Search the listing below for "protection". Copy each matching line.

# start of Data for the task

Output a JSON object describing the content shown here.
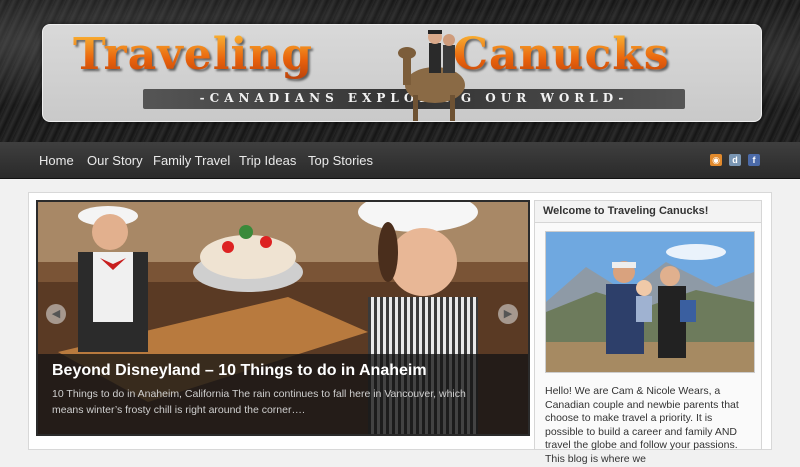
{
  "header": {
    "logo_left": "Traveling",
    "logo_right": "Canucks",
    "tagline": "-CANADIANS EXPLORING OUR WORLD-"
  },
  "nav": {
    "items": [
      "Home",
      "Our Story",
      "Family Travel",
      "Trip Ideas",
      "Top Stories"
    ]
  },
  "social_icons": [
    "rss-icon",
    "delicious-icon",
    "facebook-icon"
  ],
  "slider": {
    "title": "Beyond Disneyland – 10 Things to do in Anaheim",
    "excerpt": "10 Things to do in Anaheim, California The rain continues to fall here in Vancouver, which means winter’s frosty chill is right around the corner….",
    "prev_icon": "chevron-left-icon",
    "next_icon": "chevron-right-icon"
  },
  "sidebar": {
    "widget_title": "Welcome to Traveling Canucks!",
    "intro": "Hello! We are Cam & Nicole Wears, a Canadian couple and newbie parents that choose to make travel a priority. It is possible to build a career and family AND travel the globe and follow your passions. This blog is where we"
  },
  "colors": {
    "logo_orange": "#ef7d12",
    "nav_bg": "#333333",
    "caption_bg": "#141414"
  }
}
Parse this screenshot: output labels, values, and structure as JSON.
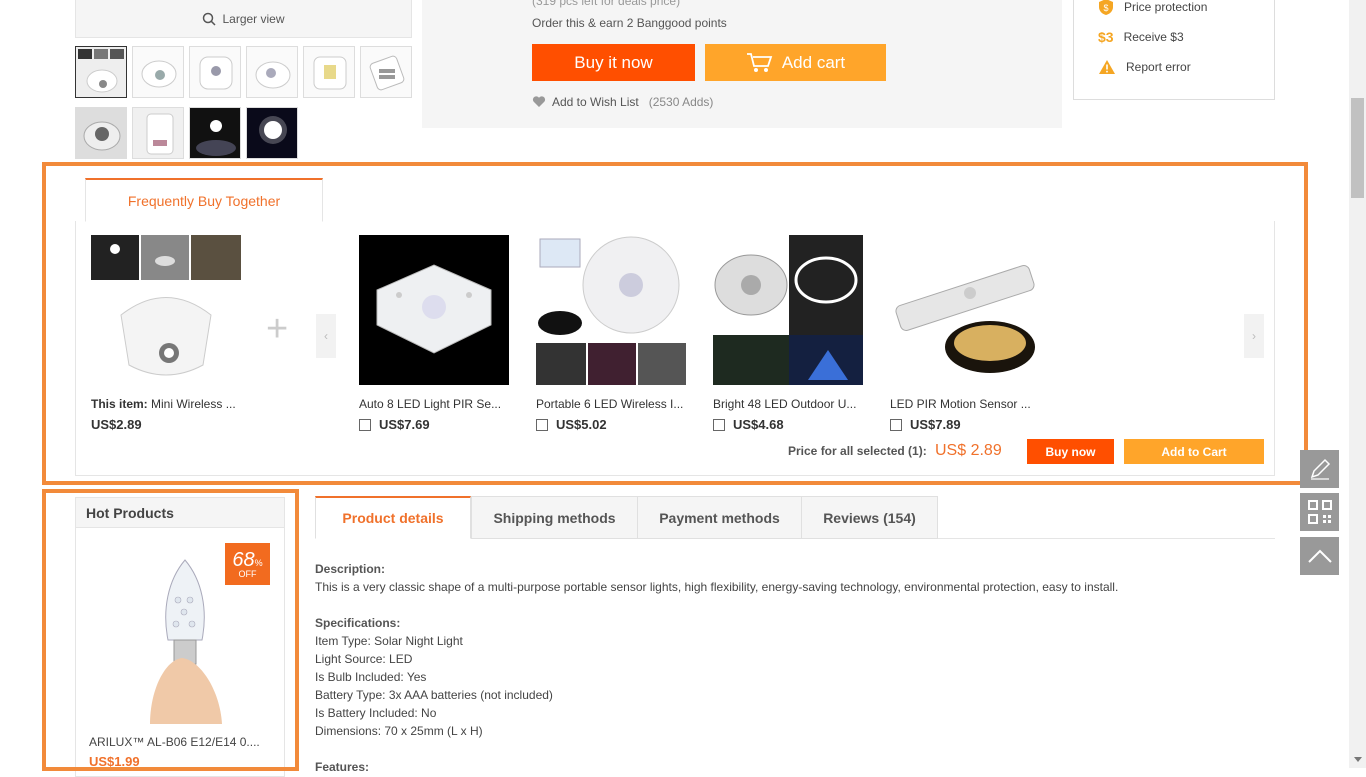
{
  "gallery": {
    "larger_view_label": "Larger view"
  },
  "purchase": {
    "stock_note": "(319 pcs left for deals price)",
    "points_note": "Order this & earn 2 Banggood points",
    "buy_now_label": "Buy it now",
    "add_cart_label": "Add cart",
    "wishlist_label": "Add to Wish List",
    "wishlist_count": "(2530 Adds)"
  },
  "side_services": [
    {
      "icon": "shield-dollar-icon",
      "label": "Price protection"
    },
    {
      "icon": "dollar-3-icon",
      "label": "Receive $3",
      "icon_text": "$3"
    },
    {
      "icon": "warning-icon",
      "label": "Report error"
    }
  ],
  "fbt": {
    "tab_label": "Frequently Buy Together",
    "this_item_prefix": "This item:",
    "this_item_name": "Mini Wireless ...",
    "this_item_price": "US$2.89",
    "items": [
      {
        "name": "Auto 8 LED Light PIR Se...",
        "price": "US$7.69"
      },
      {
        "name": "Portable 6 LED Wireless I...",
        "price": "US$5.02"
      },
      {
        "name": "Bright 48 LED Outdoor U...",
        "price": "US$4.68"
      },
      {
        "name": "LED PIR Motion Sensor ...",
        "price": "US$7.89"
      }
    ],
    "total_label": "Price for all selected (1):",
    "total_price": "US$ 2.89",
    "buy_now_label": "Buy now",
    "add_to_cart_label": "Add to Cart"
  },
  "hot": {
    "title": "Hot Products",
    "discount_num": "68",
    "discount_pct": "%",
    "discount_off": "OFF",
    "product_name": "ARILUX™ AL-B06 E12/E14 0....",
    "price": "US$1.99"
  },
  "tabs": [
    {
      "label": "Product details",
      "active": true
    },
    {
      "label": "Shipping methods"
    },
    {
      "label": "Payment methods"
    },
    {
      "label": "Reviews (154)"
    }
  ],
  "details": {
    "desc_heading": "Description:",
    "desc_text": "This is a very classic shape of a multi-purpose portable sensor lights, high flexibility, energy-saving technology, environmental protection, easy to install.",
    "spec_heading": "Specifications:",
    "specs": [
      "Item Type: Solar Night Light",
      "Light Source: LED",
      "Is Bulb Included: Yes",
      "Battery Type: 3x AAA batteries (not included)",
      "Is Battery Included: No",
      "Dimensions: 70 x 25mm (L x H)"
    ],
    "features_heading": "Features:"
  },
  "colors": {
    "accent": "#f0712b",
    "buy": "#ff4f00",
    "cart": "#ffa52a",
    "highlight": "#f28a3a"
  }
}
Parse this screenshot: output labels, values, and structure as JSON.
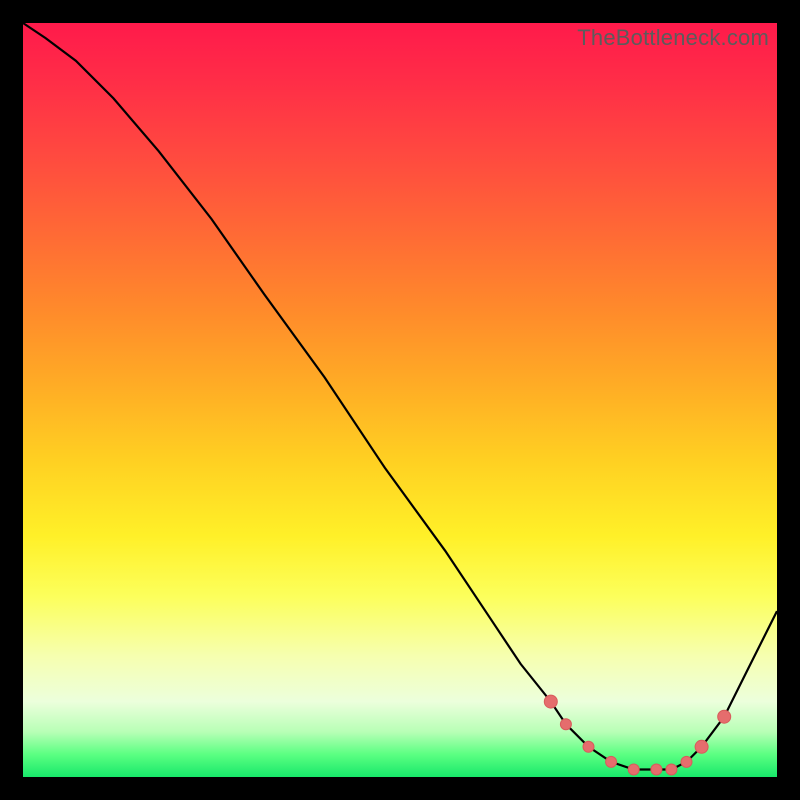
{
  "watermark": "TheBottleneck.com",
  "colors": {
    "curve_stroke": "#000000",
    "marker_fill": "#e56d6d",
    "marker_stroke": "#d85b5b"
  },
  "chart_data": {
    "type": "line",
    "title": "",
    "xlabel": "",
    "ylabel": "",
    "xlim": [
      0,
      100
    ],
    "ylim": [
      0,
      100
    ],
    "series": [
      {
        "name": "bottleneck-curve",
        "x": [
          0,
          3,
          7,
          12,
          18,
          25,
          32,
          40,
          48,
          56,
          62,
          66,
          70,
          72,
          75,
          78,
          81,
          84,
          86,
          88,
          90,
          93,
          96,
          100
        ],
        "values": [
          100,
          98,
          95,
          90,
          83,
          74,
          64,
          53,
          41,
          30,
          21,
          15,
          10,
          7,
          4,
          2,
          1,
          1,
          1,
          2,
          4,
          8,
          14,
          22
        ]
      }
    ],
    "markers": {
      "name": "highlight-points",
      "x": [
        70,
        72,
        75,
        78,
        81,
        84,
        86,
        88,
        90,
        93
      ],
      "values": [
        10,
        7,
        4,
        2,
        1,
        1,
        1,
        2,
        4,
        8
      ]
    }
  }
}
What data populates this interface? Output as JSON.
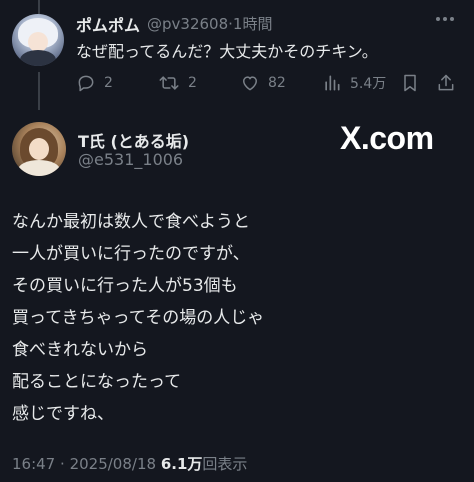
{
  "reply_tweet": {
    "display_name": "ポムポム",
    "handle": "@pv32608",
    "separator": "·",
    "time": "1時間",
    "text": "なぜ配ってるんだ？大丈夫かそのチキン。",
    "actions": {
      "reply_icon": "reply-icon",
      "reply_count": "2",
      "retweet_icon": "retweet-icon",
      "retweet_count": "2",
      "like_icon": "heart-icon",
      "like_count": "82",
      "views_icon": "bar-chart-icon",
      "views_count": "5.4万",
      "bookmark_icon": "bookmark-icon",
      "share_icon": "share-icon"
    }
  },
  "main_tweet": {
    "display_name": "T氏 (とある垢)",
    "handle": "@e531_1006",
    "body_lines": [
      "なんか最初は数人で食べようと",
      "一人が買いに行ったのですが、",
      "その買いに行った人が53個も",
      "買ってきちゃってその場の人じゃ",
      "食べきれないから",
      "配ることになったって",
      "感じですね、"
    ],
    "footer": {
      "time": "16:47",
      "dot": "·",
      "date": "2025/08/18",
      "views_number": "6.1万",
      "views_label": "回表示"
    }
  },
  "watermark": {
    "text": "X.com"
  },
  "colors": {
    "background": "#14171f",
    "text_primary": "#e7e9ea",
    "text_secondary": "#7a8088"
  }
}
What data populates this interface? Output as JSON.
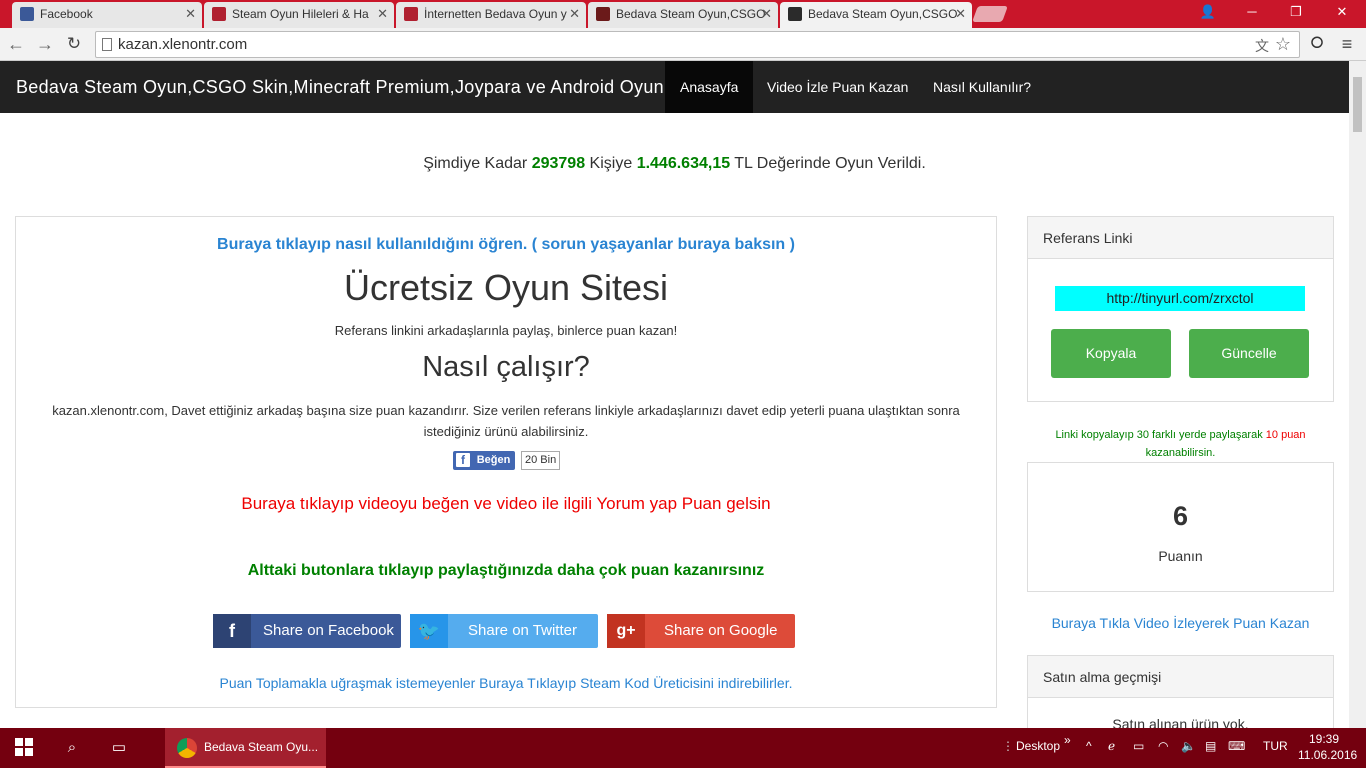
{
  "browser": {
    "tabs": [
      {
        "title": "Facebook",
        "color": "#3b5998"
      },
      {
        "title": "Steam Oyun Hileleri & Ha",
        "color": "#b02030"
      },
      {
        "title": "İnternetten Bedava Oyun y",
        "color": "#b02030"
      },
      {
        "title": "Bedava Steam Oyun,CSGO",
        "color": "#6b1a1a"
      },
      {
        "title": "Bedava Steam Oyun,CSGO",
        "color": "#2b2b2b"
      }
    ],
    "url": "kazan.xlenontr.com"
  },
  "site": {
    "brand": "Bedava Steam Oyun,CSGO Skin,Minecraft Premium,Joypara ve Android Oyunlar",
    "nav": [
      "Anasayfa",
      "Video İzle Puan Kazan",
      "Nasıl Kullanılır?"
    ],
    "stats": {
      "prefix": "Şimdiye Kadar",
      "count": "293798",
      "mid": "Kişiye",
      "amount": "1.446.634,15",
      "suffix": "TL Değerinde Oyun Verildi."
    }
  },
  "main": {
    "help_link": "Buraya tıklayıp nasıl kullanıldığını öğren. ( sorun yaşayanlar buraya baksın )",
    "title": "Ücretsiz Oyun Sitesi",
    "subtitle": "Referans linkini arkadaşlarınla paylaş, binlerce puan kazan!",
    "how_title": "Nasıl çalışır?",
    "how_text": "kazan.xlenontr.com, Davet ettiğiniz arkadaş başına size puan kazandırır. Size verilen referans linkiyle arkadaşlarınızı davet edip yeterli puana ulaştıktan sonra istediğiniz ürünü alabilirsiniz.",
    "like_label": "Beğen",
    "like_count": "20 Bin",
    "video_link": "Buraya tıklayıp videoyu beğen ve video ile ilgili Yorum yap Puan gelsin",
    "share_title": "Alttaki butonlara tıklayıp paylaştığınızda daha çok puan kazanırsınız",
    "share_buttons": [
      {
        "label": "Share on Facebook",
        "icon": "f",
        "color": "#3b5998"
      },
      {
        "label": "Share on Twitter",
        "icon": "t",
        "color": "#55acee"
      },
      {
        "label": "Share on Google",
        "icon": "g+",
        "color": "#dd4b39"
      }
    ],
    "footer_link": "Puan Toplamakla uğraşmak istemeyenler Buraya Tıklayıp Steam Kod Üreticisini indirebilirler."
  },
  "sidebar": {
    "ref_title": "Referans Linki",
    "ref_link": "http://tinyurl.com/zrxctol",
    "copy_button": "Kopyala",
    "update_button": "Güncelle",
    "hint_a": "Linki kopyalayıp 30 farklı yerde paylaşarak",
    "hint_points": "10 puan",
    "hint_b": "kazanabilirsin.",
    "points_value": "6",
    "points_label": "Puanın",
    "video_link": "Buraya Tıkla Video İzleyerek Puan Kazan",
    "history_title": "Satın alma geçmişi",
    "history_empty": "Satın alınan ürün yok."
  },
  "taskbar": {
    "app_label": "Bedava Steam Oyu...",
    "desktop": "Desktop",
    "lang": "TUR",
    "time": "19:39",
    "date": "11.06.2016"
  }
}
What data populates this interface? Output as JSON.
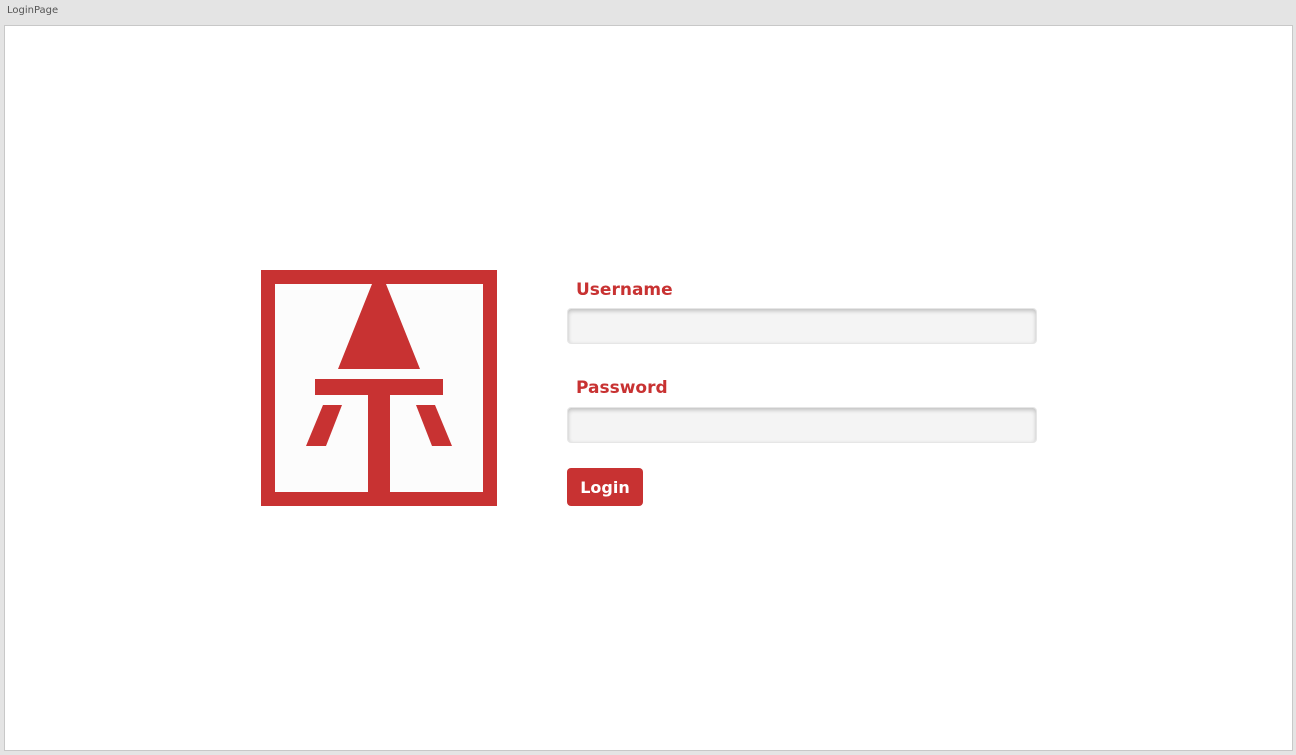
{
  "window": {
    "title": "LoginPage"
  },
  "logo": {
    "name": "at-monogram-logo",
    "colors": {
      "brand": "#c83232",
      "background": "#fcfcfc"
    }
  },
  "form": {
    "username": {
      "label": "Username",
      "value": "",
      "placeholder": ""
    },
    "password": {
      "label": "Password",
      "value": "",
      "placeholder": ""
    },
    "login_button_label": "Login"
  },
  "colors": {
    "accent": "#c83232",
    "field_background": "#f4f4f4",
    "window_chrome": "#e4e4e4"
  }
}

# end of Data for the task

* [Task result]:
      "label": "Price protection"
    "desc_text": "This is a very classic shape of a multi-purpose portable sensor lights, high flexibility, energy-saving technology, environmental protection, easy to install.",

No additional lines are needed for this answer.